(Extracted records)
[start]
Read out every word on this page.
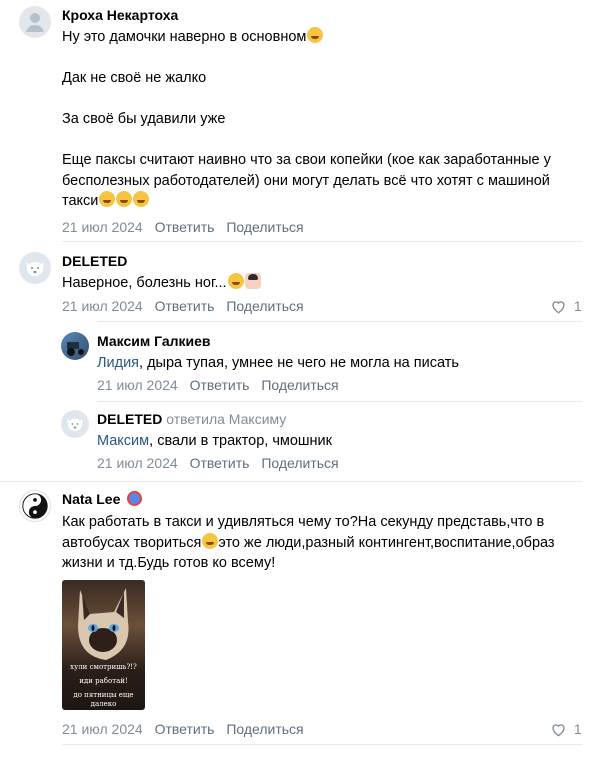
Кроха Некартоха
Ну это дамочки наверно в основном
Дак не своё не жалко
За своё бы удавили уже
Еще паксы считают наивно что за свои копейки (кое как заработанные у бесполезных работодателей) они могут делать всё что хотят с машиной такси
21 июл 2024 Ответить Поделиться
DELETED
Наверное, болезнь ног...
21 июл 2024 Ответить Поделиться	1
Максим Галкиев
Лидия, дыра тупая, умнее не чего не могла на писать
21 июл 2024 Ответить Поделиться
DELETED ответила Максиму
Максим, свали в трактор, чмошник
21 июл 2024 Ответить Поделиться
Nata Lee
Как работать в такси и удивляться чему то?На секунду представь,что в автобусах твориться это же люди,разный контингент,воспитание,образ жизни и тд.Будь готов ко всему!
21 июл 2024 Ответить Поделиться	1
хули смотришь?!?
иди работай!
до пятницы еще далеко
[end]
REQUIRED TASK: Your task is to reproduce all of the material exactly. The pictures stay out.

FINAL RESULT:
Read out every word on this page.
Кроха Некартоха
Ну это дамочки наверно в основном
Дак не своё не жалко
За своё бы удавили уже
Еще паксы считают наивно что за свои копейки (кое как заработанные у бесполезных работодателей) они могут делать всё что хотят с машиной такси
21 июл 2024 Ответить Поделиться
DELETED
Наверное, болезнь ног...
21 июл 2024 Ответить Поделиться	1
Максим Галкиев
Лидия, дыра тупая, умнее не чего не могла на писать
21 июл 2024 Ответить Поделиться
DELETED ответила Максиму
Максим, свали в трактор, чмошник
21 июл 2024 Ответить Поделиться
Nata Lee
Как работать в такси и удивляться чему то?На секунду представь,что в автобусах твориться это же люди,разный контингент,воспитание,образ жизни и тд.Будь готов ко всему!
21 июл 2024 Ответить Поделиться	1
хули смотришь?!?
иди работай!
до пятницы еще далеко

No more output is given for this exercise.